:: Available records

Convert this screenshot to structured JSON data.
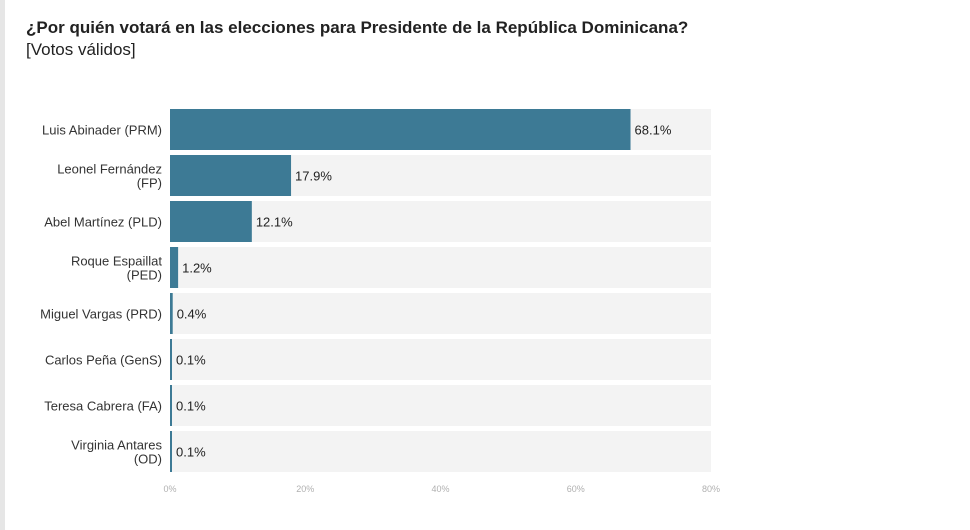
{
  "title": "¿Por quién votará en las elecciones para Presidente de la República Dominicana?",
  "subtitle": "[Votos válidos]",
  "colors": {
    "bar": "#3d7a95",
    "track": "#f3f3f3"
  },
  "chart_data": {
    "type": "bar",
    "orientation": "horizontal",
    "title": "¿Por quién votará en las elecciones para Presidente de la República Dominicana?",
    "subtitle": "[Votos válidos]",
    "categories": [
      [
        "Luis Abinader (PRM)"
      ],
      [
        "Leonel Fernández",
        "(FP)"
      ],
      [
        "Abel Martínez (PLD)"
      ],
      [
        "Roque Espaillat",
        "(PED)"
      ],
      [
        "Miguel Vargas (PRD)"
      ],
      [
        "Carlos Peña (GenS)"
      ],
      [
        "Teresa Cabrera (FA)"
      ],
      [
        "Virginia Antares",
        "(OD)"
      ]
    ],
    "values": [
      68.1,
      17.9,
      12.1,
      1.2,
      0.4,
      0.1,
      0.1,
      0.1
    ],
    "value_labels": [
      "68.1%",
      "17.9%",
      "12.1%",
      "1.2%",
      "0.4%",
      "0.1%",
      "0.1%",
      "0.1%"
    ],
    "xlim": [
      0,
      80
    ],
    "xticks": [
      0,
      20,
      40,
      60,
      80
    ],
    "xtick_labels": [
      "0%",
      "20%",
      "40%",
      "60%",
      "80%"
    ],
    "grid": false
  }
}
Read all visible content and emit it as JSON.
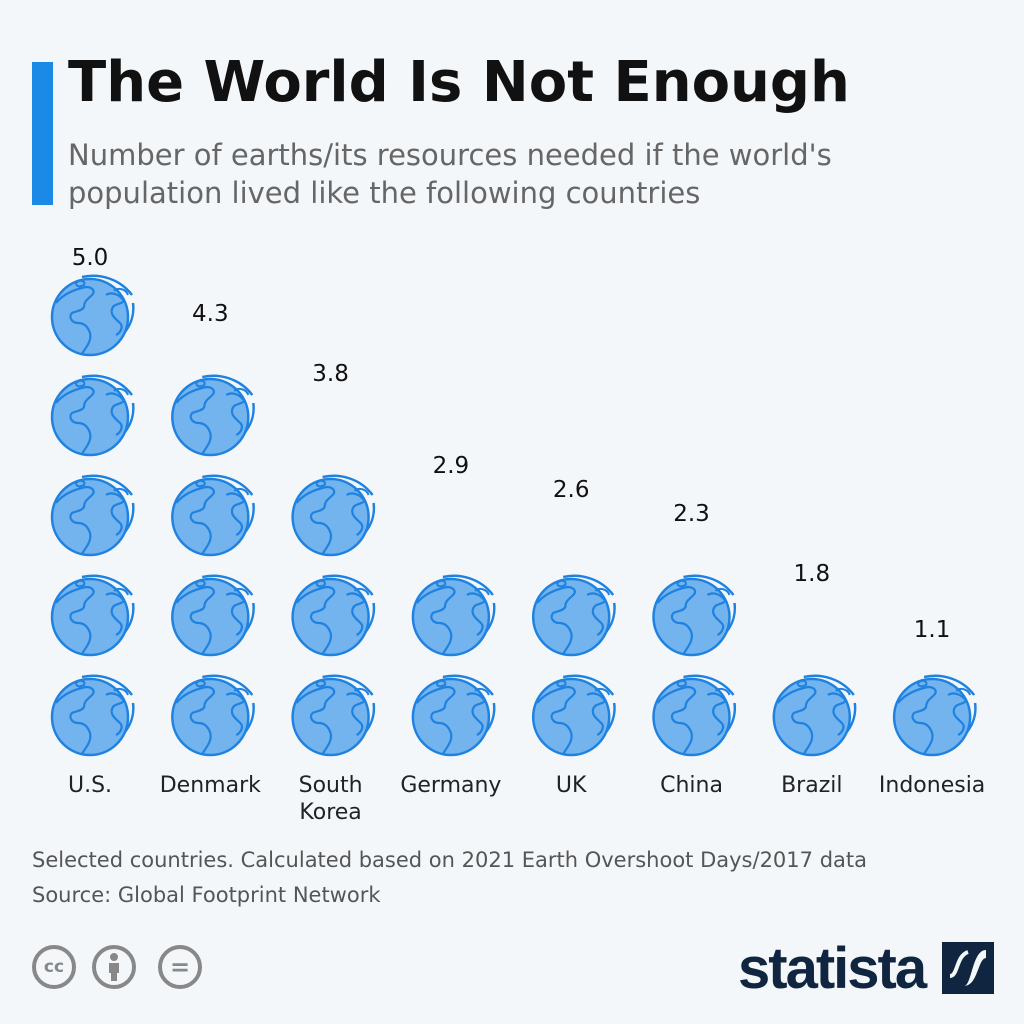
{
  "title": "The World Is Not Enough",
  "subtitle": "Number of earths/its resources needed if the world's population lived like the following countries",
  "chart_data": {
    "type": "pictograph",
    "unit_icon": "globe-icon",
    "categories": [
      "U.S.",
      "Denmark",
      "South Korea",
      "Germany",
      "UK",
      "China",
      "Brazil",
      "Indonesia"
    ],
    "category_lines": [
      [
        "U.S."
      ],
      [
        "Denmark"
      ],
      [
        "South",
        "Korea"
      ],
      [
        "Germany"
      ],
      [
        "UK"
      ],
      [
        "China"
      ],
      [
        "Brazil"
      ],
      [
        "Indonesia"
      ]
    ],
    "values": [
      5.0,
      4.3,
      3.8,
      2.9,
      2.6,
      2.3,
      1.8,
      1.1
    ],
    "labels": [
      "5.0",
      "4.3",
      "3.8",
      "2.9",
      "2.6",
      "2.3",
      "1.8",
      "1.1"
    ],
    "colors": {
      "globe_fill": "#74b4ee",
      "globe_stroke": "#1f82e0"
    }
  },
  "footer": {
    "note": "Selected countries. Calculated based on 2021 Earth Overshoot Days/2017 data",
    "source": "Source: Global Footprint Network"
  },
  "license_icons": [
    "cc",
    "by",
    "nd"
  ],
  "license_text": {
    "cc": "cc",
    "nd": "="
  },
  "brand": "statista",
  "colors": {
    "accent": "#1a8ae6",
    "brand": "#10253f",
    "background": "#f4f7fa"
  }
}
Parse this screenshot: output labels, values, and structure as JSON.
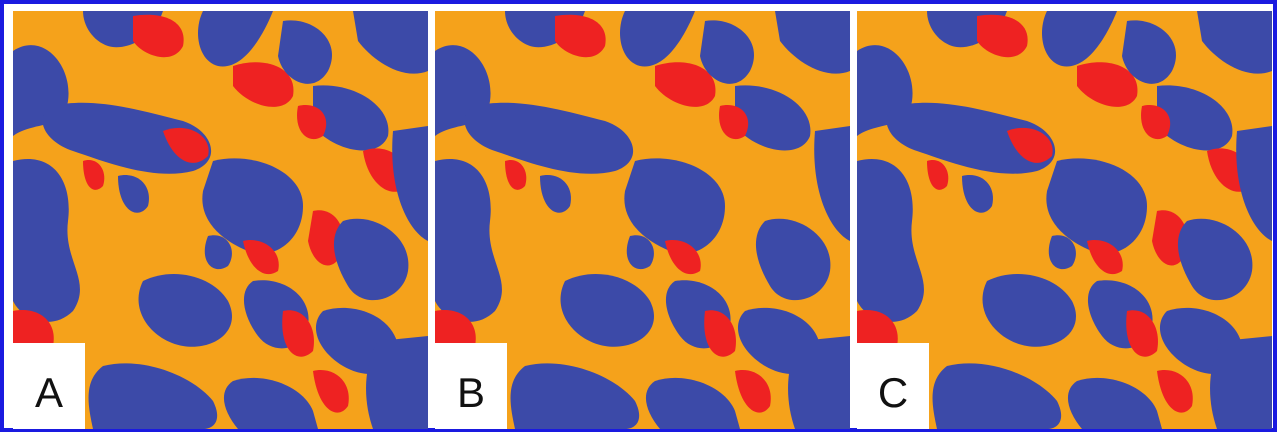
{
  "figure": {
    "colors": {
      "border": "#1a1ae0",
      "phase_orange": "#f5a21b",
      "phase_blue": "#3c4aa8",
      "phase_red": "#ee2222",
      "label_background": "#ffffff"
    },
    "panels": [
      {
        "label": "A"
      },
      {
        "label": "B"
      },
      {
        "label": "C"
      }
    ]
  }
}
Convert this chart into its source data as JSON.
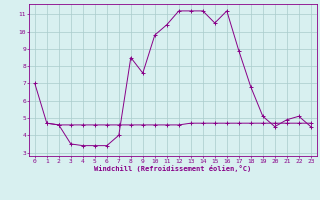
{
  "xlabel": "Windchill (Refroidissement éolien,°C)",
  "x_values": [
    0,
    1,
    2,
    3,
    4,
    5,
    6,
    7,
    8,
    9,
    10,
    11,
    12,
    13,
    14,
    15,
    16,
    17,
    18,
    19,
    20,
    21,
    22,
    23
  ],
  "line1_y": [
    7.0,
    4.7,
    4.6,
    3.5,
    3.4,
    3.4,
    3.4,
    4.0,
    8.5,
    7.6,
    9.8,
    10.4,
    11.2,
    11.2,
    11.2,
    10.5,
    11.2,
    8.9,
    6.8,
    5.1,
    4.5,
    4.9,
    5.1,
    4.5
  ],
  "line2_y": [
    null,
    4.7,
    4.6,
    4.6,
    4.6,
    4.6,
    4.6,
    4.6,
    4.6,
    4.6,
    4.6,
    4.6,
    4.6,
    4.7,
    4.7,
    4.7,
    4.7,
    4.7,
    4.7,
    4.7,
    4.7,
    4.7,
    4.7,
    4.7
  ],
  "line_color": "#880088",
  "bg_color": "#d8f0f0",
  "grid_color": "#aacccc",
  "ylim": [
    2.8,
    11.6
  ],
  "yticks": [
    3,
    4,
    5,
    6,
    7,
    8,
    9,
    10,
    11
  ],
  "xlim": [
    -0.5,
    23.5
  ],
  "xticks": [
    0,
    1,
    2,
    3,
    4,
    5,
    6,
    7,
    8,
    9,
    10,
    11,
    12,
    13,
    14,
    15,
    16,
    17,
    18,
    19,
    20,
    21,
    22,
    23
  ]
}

::::

Gather from the data above every line with the string "JSON".

Reply —
Convert this screenshot to structured JSON data.
Read all visible content and emit it as JSON.
Parse this screenshot: output labels, values, and structure as JSON.
Convert this chart into its source data as JSON.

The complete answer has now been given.